*Problem to work on*
Among the entries below, find how many lines carry the word "action" and state only that figure.

*Stored rows*
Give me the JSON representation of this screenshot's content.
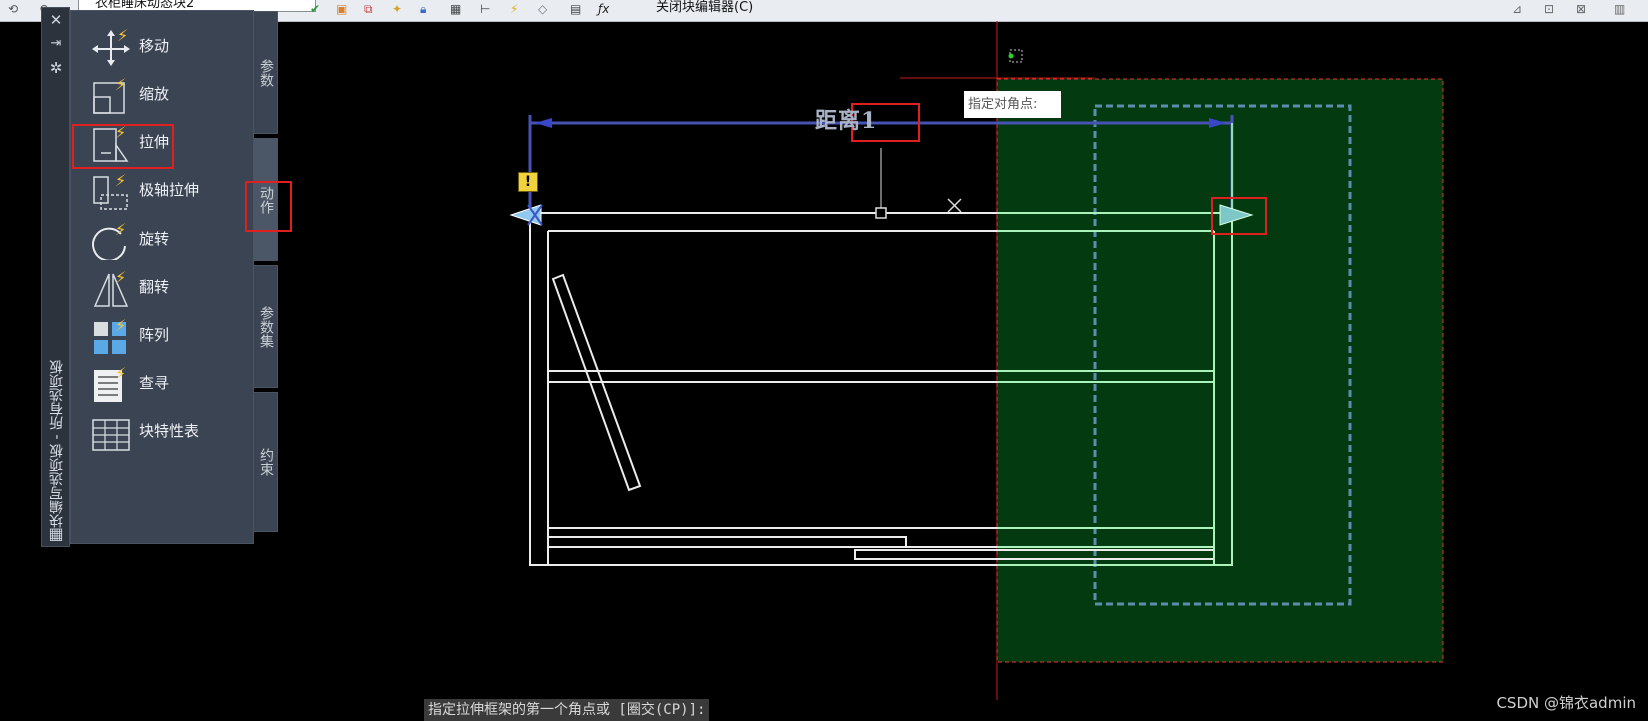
{
  "toolbar": {
    "block_name": "衣柜睡床动态块2",
    "close_editor_label": "关闭块编辑器(C)"
  },
  "palette": {
    "title": "块编写选项板 - 所有选项板",
    "tools": [
      {
        "label": "移动",
        "icon": "move-action-icon"
      },
      {
        "label": "缩放",
        "icon": "scale-action-icon"
      },
      {
        "label": "拉伸",
        "icon": "stretch-action-icon"
      },
      {
        "label": "极轴拉伸",
        "icon": "polar-stretch-action-icon"
      },
      {
        "label": "旋转",
        "icon": "rotate-action-icon"
      },
      {
        "label": "翻转",
        "icon": "flip-action-icon"
      },
      {
        "label": "阵列",
        "icon": "array-action-icon"
      },
      {
        "label": "查寻",
        "icon": "lookup-action-icon"
      },
      {
        "label": "块特性表",
        "icon": "block-properties-table-icon"
      }
    ],
    "tabs": [
      {
        "label": "参数",
        "active": false
      },
      {
        "label": "动作",
        "active": true
      },
      {
        "label": "参数集",
        "active": false
      },
      {
        "label": "约束",
        "active": false
      }
    ]
  },
  "canvas": {
    "parameter_label": "距离1",
    "tooltip": "指定对角点:",
    "command_prompt": "指定拉伸框架的第一个角点或 [圈交(CP)]:",
    "selection_fill": "#033a0f"
  },
  "watermark": "CSDN @锦衣admin"
}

*The response*
8